- **JOB**
Note each line of the listing that contains the string "Relative", and copy it.

- **SUPPLIED ENTRIES**
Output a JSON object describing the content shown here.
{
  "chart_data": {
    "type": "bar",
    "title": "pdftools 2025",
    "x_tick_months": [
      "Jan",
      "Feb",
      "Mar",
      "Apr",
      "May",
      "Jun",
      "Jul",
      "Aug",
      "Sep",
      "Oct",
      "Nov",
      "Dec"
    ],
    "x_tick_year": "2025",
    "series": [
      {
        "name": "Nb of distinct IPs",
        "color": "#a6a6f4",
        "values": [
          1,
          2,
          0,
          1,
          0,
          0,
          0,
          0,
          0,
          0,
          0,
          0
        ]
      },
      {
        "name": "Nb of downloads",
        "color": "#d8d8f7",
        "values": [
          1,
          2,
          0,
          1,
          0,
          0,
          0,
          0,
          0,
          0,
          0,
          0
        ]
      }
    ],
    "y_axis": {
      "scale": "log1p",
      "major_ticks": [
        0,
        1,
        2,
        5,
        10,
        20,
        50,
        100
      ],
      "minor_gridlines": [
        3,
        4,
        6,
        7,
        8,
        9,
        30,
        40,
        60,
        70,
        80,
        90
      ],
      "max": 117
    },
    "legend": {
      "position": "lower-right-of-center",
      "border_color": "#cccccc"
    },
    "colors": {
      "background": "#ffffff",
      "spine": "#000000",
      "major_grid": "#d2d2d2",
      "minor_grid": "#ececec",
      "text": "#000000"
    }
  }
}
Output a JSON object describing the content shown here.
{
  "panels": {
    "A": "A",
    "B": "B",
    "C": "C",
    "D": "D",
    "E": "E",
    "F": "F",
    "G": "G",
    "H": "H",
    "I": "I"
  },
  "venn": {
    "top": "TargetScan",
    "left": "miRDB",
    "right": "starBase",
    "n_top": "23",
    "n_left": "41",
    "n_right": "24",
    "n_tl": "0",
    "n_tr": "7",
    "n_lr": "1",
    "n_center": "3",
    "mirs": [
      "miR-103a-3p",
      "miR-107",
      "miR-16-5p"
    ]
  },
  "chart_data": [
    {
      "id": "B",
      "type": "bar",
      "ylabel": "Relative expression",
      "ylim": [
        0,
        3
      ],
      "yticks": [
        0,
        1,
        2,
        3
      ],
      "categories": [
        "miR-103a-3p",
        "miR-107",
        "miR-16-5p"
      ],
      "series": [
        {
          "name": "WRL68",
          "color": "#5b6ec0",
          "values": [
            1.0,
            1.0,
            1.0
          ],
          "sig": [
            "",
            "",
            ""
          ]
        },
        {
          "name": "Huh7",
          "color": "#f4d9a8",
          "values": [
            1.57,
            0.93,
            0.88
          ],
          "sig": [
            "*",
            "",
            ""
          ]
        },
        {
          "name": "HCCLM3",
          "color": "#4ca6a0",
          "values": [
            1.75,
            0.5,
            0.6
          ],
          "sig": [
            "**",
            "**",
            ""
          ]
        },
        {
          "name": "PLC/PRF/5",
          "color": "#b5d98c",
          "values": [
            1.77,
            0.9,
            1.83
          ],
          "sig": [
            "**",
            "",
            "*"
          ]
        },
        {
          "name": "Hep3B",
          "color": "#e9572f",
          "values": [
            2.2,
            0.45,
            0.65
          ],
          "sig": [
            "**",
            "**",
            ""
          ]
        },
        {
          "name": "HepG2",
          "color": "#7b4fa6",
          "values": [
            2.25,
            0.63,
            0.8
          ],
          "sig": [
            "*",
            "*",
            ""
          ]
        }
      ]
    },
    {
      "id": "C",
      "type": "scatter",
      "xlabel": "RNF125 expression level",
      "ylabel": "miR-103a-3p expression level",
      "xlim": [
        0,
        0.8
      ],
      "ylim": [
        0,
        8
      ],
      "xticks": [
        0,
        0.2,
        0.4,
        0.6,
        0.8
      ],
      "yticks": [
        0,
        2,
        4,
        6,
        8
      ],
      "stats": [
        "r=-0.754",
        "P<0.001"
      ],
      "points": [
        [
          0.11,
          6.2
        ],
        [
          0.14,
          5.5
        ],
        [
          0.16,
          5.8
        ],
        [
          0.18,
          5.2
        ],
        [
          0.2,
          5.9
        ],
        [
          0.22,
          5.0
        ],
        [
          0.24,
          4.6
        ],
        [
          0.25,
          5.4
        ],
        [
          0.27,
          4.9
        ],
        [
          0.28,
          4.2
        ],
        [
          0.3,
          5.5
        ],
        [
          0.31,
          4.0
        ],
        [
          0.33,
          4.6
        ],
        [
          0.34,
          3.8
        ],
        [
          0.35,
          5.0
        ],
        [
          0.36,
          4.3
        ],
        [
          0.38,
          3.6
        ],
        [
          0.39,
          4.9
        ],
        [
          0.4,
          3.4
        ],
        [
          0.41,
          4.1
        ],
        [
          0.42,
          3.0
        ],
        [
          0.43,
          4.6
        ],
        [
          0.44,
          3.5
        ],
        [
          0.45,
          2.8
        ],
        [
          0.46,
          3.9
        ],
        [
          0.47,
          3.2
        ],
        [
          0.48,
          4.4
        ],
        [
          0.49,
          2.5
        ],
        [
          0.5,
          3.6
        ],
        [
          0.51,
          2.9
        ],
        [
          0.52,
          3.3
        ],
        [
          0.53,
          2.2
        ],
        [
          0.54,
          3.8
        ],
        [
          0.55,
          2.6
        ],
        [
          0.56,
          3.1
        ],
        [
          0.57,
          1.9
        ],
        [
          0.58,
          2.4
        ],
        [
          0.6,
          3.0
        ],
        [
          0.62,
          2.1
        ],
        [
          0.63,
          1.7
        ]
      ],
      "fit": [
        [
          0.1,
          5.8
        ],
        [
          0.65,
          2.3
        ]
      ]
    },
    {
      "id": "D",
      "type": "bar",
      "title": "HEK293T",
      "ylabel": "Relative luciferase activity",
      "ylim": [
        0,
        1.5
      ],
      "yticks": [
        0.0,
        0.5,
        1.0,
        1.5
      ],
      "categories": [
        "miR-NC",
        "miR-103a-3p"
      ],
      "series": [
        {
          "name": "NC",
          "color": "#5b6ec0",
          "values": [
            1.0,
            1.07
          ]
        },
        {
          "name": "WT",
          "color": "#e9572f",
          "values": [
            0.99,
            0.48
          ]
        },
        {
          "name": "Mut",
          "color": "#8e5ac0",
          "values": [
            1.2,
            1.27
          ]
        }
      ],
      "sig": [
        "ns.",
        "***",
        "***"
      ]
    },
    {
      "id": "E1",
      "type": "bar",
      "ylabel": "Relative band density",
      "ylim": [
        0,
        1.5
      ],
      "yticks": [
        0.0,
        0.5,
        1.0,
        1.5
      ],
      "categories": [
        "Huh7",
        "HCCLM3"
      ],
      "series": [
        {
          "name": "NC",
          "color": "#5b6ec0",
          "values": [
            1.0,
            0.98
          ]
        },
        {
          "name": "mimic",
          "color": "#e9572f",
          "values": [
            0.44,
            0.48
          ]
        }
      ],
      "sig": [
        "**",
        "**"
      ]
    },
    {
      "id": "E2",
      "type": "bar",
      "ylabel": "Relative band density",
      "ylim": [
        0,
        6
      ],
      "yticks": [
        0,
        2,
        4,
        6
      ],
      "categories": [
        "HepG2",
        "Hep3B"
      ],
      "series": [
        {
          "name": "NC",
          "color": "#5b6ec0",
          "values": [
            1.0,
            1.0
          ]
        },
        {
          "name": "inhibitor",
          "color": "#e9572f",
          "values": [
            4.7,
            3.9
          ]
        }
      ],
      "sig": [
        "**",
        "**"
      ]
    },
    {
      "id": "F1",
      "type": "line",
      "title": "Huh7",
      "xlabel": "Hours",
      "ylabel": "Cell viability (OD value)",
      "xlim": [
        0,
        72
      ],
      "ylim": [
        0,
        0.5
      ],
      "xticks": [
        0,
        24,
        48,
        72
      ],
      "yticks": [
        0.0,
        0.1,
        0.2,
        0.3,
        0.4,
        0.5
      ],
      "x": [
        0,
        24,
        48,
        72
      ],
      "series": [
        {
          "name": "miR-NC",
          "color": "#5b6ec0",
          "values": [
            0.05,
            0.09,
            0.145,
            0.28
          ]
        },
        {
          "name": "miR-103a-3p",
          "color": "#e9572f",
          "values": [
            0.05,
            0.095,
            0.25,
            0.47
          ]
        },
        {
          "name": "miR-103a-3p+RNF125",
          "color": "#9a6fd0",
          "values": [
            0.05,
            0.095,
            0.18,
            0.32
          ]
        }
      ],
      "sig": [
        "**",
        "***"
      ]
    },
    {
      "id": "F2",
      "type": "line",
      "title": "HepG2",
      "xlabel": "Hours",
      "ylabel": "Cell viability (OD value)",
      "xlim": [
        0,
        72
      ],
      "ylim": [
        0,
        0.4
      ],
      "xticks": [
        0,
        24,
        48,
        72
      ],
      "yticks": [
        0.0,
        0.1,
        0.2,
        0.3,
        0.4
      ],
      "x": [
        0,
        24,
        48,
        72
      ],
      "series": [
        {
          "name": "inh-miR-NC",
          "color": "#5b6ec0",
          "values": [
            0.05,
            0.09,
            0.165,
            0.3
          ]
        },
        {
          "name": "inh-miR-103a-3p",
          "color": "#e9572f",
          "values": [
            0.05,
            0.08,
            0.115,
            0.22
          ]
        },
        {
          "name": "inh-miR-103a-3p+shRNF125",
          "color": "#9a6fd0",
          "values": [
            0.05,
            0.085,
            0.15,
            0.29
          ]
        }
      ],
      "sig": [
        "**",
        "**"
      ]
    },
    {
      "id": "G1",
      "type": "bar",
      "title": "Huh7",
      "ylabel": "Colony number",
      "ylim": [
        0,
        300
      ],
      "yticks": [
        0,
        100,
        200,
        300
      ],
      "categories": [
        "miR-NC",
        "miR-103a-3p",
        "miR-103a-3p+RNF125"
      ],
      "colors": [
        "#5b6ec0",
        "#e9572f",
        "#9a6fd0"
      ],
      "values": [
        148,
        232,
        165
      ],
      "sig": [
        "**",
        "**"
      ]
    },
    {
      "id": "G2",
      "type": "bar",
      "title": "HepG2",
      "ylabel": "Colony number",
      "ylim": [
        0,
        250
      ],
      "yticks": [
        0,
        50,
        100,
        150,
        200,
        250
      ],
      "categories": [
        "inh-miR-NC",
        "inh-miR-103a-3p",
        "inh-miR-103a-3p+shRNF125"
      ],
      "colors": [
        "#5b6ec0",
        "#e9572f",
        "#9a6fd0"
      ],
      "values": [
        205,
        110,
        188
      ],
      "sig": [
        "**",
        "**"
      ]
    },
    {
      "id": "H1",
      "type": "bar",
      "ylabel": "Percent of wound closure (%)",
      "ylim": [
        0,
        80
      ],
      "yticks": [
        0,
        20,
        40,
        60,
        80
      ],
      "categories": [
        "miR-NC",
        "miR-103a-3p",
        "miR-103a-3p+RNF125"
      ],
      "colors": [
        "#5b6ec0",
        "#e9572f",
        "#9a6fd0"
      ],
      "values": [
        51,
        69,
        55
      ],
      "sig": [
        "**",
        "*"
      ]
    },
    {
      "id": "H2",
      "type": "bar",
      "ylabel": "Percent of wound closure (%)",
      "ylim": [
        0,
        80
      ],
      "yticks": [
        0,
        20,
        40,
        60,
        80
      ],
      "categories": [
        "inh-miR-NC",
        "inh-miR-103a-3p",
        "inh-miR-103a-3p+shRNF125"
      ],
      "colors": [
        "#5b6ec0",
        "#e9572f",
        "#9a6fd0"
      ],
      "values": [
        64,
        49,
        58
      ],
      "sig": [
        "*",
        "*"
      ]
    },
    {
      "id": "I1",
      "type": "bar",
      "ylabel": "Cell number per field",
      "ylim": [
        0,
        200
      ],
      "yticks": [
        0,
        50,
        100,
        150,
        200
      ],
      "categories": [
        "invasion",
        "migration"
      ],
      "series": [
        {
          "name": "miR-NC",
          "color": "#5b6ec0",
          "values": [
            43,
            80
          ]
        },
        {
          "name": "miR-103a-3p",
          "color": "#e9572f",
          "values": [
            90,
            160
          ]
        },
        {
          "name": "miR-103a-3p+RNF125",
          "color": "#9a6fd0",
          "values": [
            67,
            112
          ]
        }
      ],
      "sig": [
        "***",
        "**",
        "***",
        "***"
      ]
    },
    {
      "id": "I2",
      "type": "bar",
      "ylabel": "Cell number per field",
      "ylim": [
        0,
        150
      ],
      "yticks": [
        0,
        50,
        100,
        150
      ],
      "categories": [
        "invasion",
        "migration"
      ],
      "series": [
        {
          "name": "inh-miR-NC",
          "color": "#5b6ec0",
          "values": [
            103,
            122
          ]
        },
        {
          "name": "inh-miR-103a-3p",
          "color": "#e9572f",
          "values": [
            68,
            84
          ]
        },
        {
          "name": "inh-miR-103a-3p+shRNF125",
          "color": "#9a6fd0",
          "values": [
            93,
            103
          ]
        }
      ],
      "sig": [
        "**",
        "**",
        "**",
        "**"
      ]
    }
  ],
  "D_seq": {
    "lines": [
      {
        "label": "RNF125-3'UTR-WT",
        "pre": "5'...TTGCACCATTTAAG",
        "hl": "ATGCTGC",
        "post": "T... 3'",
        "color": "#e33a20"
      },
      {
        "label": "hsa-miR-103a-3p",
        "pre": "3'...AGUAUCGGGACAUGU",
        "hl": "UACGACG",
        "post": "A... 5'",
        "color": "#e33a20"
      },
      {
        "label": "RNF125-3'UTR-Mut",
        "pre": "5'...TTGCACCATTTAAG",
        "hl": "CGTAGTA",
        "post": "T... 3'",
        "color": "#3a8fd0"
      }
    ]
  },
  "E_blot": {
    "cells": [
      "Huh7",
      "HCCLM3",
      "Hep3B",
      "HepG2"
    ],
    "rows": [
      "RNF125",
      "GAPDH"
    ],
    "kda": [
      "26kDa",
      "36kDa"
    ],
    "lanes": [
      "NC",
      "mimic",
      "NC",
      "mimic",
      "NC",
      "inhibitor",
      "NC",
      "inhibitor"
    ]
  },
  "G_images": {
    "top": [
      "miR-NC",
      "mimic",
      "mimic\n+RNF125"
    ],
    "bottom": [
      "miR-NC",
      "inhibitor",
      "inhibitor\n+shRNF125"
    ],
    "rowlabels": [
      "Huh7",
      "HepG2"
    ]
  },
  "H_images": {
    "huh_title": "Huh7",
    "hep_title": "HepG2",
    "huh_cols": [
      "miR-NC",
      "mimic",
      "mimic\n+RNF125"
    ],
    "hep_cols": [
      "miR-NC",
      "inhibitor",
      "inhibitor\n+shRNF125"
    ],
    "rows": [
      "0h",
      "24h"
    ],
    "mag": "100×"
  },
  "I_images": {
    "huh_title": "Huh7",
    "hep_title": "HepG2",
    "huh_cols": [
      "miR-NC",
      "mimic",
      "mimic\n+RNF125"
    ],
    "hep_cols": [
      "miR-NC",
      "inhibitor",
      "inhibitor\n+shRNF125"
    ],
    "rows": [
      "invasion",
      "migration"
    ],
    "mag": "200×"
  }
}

- **ANSWER TO THE EXERCISE**
      "ylabel": "Relative expression",
      "ylabel": "Relative luciferase activity",
      "ylabel": "Relative band density",
      "ylabel": "Relative band density",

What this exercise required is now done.